**** Exercise inputs ****

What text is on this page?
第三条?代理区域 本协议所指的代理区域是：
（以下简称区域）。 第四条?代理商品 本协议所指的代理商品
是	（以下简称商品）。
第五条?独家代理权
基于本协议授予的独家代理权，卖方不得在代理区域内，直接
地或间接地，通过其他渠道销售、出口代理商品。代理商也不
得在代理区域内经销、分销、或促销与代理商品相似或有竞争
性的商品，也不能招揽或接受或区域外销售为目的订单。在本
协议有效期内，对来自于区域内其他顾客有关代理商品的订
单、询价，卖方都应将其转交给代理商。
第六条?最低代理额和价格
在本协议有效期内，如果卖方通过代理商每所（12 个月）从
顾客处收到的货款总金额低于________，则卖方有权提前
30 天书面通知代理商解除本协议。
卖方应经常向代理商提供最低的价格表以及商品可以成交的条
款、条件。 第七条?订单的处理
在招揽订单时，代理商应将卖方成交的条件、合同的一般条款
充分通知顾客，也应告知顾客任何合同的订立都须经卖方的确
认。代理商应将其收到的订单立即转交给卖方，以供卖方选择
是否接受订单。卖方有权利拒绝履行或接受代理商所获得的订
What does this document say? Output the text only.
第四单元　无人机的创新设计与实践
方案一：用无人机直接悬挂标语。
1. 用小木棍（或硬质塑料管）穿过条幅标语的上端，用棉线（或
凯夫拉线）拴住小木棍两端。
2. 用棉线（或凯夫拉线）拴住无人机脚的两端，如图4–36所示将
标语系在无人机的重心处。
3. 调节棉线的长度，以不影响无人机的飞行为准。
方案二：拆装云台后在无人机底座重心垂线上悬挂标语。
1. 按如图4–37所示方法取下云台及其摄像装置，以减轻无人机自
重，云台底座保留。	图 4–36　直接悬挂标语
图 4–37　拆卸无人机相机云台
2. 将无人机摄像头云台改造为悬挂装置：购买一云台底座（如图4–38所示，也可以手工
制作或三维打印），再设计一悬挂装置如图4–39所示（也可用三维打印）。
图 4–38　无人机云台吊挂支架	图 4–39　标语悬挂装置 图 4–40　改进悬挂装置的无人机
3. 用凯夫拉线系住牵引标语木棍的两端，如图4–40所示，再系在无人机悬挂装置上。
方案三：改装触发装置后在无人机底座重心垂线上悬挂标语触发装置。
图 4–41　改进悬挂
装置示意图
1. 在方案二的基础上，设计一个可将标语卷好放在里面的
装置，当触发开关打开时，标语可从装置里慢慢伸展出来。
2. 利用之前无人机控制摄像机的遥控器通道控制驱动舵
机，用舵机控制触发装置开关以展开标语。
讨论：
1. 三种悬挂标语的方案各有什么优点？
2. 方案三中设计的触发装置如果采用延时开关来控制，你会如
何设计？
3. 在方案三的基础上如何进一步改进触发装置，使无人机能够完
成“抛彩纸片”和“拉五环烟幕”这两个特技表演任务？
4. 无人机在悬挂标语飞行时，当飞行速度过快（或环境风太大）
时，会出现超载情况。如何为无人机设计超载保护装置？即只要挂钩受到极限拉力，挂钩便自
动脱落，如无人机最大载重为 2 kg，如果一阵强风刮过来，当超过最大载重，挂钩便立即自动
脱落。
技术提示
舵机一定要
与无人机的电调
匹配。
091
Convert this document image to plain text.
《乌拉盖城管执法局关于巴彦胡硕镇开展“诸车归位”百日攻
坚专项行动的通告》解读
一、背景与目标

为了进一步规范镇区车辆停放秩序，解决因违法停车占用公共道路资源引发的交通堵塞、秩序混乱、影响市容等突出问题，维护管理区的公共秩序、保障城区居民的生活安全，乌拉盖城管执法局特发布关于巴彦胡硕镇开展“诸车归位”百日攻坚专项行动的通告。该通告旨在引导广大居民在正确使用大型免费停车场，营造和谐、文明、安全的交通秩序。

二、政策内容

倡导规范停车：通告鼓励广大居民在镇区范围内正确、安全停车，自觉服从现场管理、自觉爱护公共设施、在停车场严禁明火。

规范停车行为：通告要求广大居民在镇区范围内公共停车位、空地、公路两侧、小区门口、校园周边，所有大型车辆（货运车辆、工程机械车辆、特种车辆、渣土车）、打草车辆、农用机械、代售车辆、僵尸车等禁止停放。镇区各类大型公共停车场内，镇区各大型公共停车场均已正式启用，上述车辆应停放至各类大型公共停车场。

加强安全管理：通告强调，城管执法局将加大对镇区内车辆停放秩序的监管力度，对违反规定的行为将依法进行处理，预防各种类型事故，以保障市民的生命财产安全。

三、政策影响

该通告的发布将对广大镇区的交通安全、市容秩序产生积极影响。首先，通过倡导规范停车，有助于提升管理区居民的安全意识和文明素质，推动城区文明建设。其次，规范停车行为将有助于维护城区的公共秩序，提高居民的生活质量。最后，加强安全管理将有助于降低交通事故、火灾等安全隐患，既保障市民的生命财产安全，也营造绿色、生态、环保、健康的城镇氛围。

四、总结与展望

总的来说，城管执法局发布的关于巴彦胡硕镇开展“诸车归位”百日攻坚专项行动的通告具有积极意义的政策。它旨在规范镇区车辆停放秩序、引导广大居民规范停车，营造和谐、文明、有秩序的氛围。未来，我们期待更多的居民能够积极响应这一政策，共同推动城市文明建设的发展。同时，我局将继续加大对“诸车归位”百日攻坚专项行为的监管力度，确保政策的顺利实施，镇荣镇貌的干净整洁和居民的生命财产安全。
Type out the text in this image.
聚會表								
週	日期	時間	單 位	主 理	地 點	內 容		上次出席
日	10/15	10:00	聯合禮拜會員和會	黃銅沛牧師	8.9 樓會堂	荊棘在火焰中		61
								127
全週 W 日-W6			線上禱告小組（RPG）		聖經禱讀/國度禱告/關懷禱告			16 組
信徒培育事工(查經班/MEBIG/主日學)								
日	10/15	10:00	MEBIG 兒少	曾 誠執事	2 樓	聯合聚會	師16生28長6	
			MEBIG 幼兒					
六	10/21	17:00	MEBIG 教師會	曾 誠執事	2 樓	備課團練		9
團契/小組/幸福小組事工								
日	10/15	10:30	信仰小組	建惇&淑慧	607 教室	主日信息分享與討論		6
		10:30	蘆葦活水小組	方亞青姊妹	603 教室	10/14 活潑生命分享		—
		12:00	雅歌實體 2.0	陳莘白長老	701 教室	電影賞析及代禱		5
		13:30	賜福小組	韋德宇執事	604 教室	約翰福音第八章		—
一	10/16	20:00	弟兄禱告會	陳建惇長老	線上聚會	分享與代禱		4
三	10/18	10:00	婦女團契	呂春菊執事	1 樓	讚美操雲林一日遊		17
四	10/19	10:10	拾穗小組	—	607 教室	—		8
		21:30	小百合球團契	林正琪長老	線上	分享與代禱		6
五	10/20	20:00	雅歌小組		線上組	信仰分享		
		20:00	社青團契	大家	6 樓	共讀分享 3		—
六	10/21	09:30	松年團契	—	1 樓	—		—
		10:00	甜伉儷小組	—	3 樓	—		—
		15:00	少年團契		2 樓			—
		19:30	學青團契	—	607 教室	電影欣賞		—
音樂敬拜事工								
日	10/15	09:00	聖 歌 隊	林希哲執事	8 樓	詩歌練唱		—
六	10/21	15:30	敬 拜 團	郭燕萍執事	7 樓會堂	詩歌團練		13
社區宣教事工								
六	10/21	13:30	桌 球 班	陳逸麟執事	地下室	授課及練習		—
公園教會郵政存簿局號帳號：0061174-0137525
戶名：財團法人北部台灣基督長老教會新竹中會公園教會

****

■ **Requirements**
Restate every line of the data word for word.

■ **Task output**
What text is on this page?
第三条?代理区域 本协议所指的代理区域是：
（以下简称区域）。 第四条?代理商品 本协议所指的代理商品
是	（以下简称商品）。
第五条?独家代理权
基于本协议授予的独家代理权，卖方不得在代理区域内，直接
地或间接地，通过其他渠道销售、出口代理商品。代理商也不
得在代理区域内经销、分销、或促销与代理商品相似或有竞争
性的商品，也不能招揽或接受或区域外销售为目的订单。在本
协议有效期内，对来自于区域内其他顾客有关代理商品的订
单、询价，卖方都应将其转交给代理商。
第六条?最低代理额和价格
在本协议有效期内，如果卖方通过代理商每所（12 个月）从
顾客处收到的货款总金额低于________，则卖方有权提前
30 天书面通知代理商解除本协议。
卖方应经常向代理商提供最低的价格表以及商品可以成交的条
款、条件。 第七条?订单的处理
在招揽订单时，代理商应将卖方成交的条件、合同的一般条款
充分通知顾客，也应告知顾客任何合同的订立都须经卖方的确
认。代理商应将其收到的订单立即转交给卖方，以供卖方选择
是否接受订单。卖方有权利拒绝履行或接受代理商所获得的订
What does this document say? Output the text only.
第四单元　无人机的创新设计与实践
方案一：用无人机直接悬挂标语。
1. 用小木棍（或硬质塑料管）穿过条幅标语的上端，用棉线（或
凯夫拉线）拴住小木棍两端。
2. 用棉线（或凯夫拉线）拴住无人机脚的两端，如图4–36所示将
标语系在无人机的重心处。
3. 调节棉线的长度，以不影响无人机的飞行为准。
方案二：拆装云台后在无人机底座重心垂线上悬挂标语。
1. 按如图4–37所示方法取下云台及其摄像装置，以减轻无人机自
重，云台底座保留。	图 4–36　直接悬挂标语
图 4–37　拆卸无人机相机云台
2. 将无人机摄像头云台改造为悬挂装置：购买一云台底座（如图4–38所示，也可以手工
制作或三维打印），再设计一悬挂装置如图4–39所示（也可用三维打印）。
图 4–38　无人机云台吊挂支架	图 4–39　标语悬挂装置 图 4–40　改进悬挂装置的无人机
3. 用凯夫拉线系住牵引标语木棍的两端，如图4–40所示，再系在无人机悬挂装置上。
方案三：改装触发装置后在无人机底座重心垂线上悬挂标语触发装置。
图 4–41　改进悬挂
装置示意图
1. 在方案二的基础上，设计一个可将标语卷好放在里面的
装置，当触发开关打开时，标语可从装置里慢慢伸展出来。
2. 利用之前无人机控制摄像机的遥控器通道控制驱动舵
机，用舵机控制触发装置开关以展开标语。
讨论：
1. 三种悬挂标语的方案各有什么优点？
2. 方案三中设计的触发装置如果采用延时开关来控制，你会如
何设计？
3. 在方案三的基础上如何进一步改进触发装置，使无人机能够完
成“抛彩纸片”和“拉五环烟幕”这两个特技表演任务？
4. 无人机在悬挂标语飞行时，当飞行速度过快（或环境风太大）
时，会出现超载情况。如何为无人机设计超载保护装置？即只要挂钩受到极限拉力，挂钩便自
动脱落，如无人机最大载重为 2 kg，如果一阵强风刮过来，当超过最大载重，挂钩便立即自动
脱落。
技术提示
舵机一定要
与无人机的电调
匹配。
091
Convert this document image to plain text.
《乌拉盖城管执法局关于巴彦胡硕镇开展“诸车归位”百日攻
坚专项行动的通告》解读
一、背景与目标

为了进一步规范镇区车辆停放秩序，解决因违法停车占用公共道路资源引发的交通堵塞、秩序混乱、影响市容等突出问题，维护管理区的公共秩序、保障城区居民的生活安全，乌拉盖城管执法局特发布关于巴彦胡硕镇开展“诸车归位”百日攻坚专项行动的通告。该通告旨在引导广大居民在正确使用大型免费停车场，营造和谐、文明、安全的交通秩序。

二、政策内容

倡导规范停车：通告鼓励广大居民在镇区范围内正确、安全停车，自觉服从现场管理、自觉爱护公共设施、在停车场严禁明火。

规范停车行为：通告要求广大居民在镇区范围内公共停车位、空地、公路两侧、小区门口、校园周边，所有大型车辆（货运车辆、工程机械车辆、特种车辆、渣土车）、打草车辆、农用机械、代售车辆、僵尸车等禁止停放。镇区各类大型公共停车场内，镇区各大型公共停车场均已正式启用，上述车辆应停放至各类大型公共停车场。

加强安全管理：通告强调，城管执法局将加大对镇区内车辆停放秩序的监管力度，对违反规定的行为将依法进行处理，预防各种类型事故，以保障市民的生命财产安全。

三、政策影响

该通告的发布将对广大镇区的交通安全、市容秩序产生积极影响。首先，通过倡导规范停车，有助于提升管理区居民的安全意识和文明素质，推动城区文明建设。其次，规范停车行为将有助于维护城区的公共秩序，提高居民的生活质量。最后，加强安全管理将有助于降低交通事故、火灾等安全隐患，既保障市民的生命财产安全，也营造绿色、生态、环保、健康的城镇氛围。

四、总结与展望

总的来说，城管执法局发布的关于巴彦胡硕镇开展“诸车归位”百日攻坚专项行动的通告具有积极意义的政策。它旨在规范镇区车辆停放秩序、引导广大居民规范停车，营造和谐、文明、有秩序的氛围。未来，我们期待更多的居民能够积极响应这一政策，共同推动城市文明建设的发展。同时，我局将继续加大对“诸车归位”百日攻坚专项行为的监管力度，确保政策的顺利实施，镇荣镇貌的干净整洁和居民的生命财产安全。
Type out the text in this image.
聚會表								
週	日期	時間	單 位	主 理	地 點	內 容		上次出席
日	10/15	10:00	聯合禮拜會員和會	黃銅沛牧師	8.9 樓會堂	荊棘在火焰中		61
								127
全週 W 日-W6			線上禱告小組（RPG）		聖經禱讀/國度禱告/關懷禱告			16 組
信徒培育事工(查經班/MEBIG/主日學)								
日	10/15	10:00	MEBIG 兒少	曾 誠執事	2 樓	聯合聚會	師16生28長6	
			MEBIG 幼兒					
六	10/21	17:00	MEBIG 教師會	曾 誠執事	2 樓	備課團練		9
團契/小組/幸福小組事工								
日	10/15	10:30	信仰小組	建惇&淑慧	607 教室	主日信息分享與討論		6
		10:30	蘆葦活水小組	方亞青姊妹	603 教室	10/14 活潑生命分享		—
		12:00	雅歌實體 2.0	陳莘白長老	701 教室	電影賞析及代禱		5
		13:30	賜福小組	韋德宇執事	604 教室	約翰福音第八章		—
一	10/16	20:00	弟兄禱告會	陳建惇長老	線上聚會	分享與代禱		4
三	10/18	10:00	婦女團契	呂春菊執事	1 樓	讚美操雲林一日遊		17
四	10/19	10:10	拾穗小組	—	607 教室	—		8
		21:30	小百合球團契	林正琪長老	線上	分享與代禱		6
五	10/20	20:00	雅歌小組		線上組	信仰分享		
		20:00	社青團契	大家	6 樓	共讀分享 3		—
六	10/21	09:30	松年團契	—	1 樓	—		—
		10:00	甜伉儷小組	—	3 樓	—		—
		15:00	少年團契		2 樓			—
		19:30	學青團契	—	607 教室	電影欣賞		—
音樂敬拜事工								
日	10/15	09:00	聖 歌 隊	林希哲執事	8 樓	詩歌練唱		—
六	10/21	15:30	敬 拜 團	郭燕萍執事	7 樓會堂	詩歌團練		13
社區宣教事工								
六	10/21	13:30	桌 球 班	陳逸麟執事	地下室	授課及練習		—
公園教會郵政存簿局號帳號：0061174-0137525
戶名：財團法人北部台灣基督長老教會新竹中會公園教會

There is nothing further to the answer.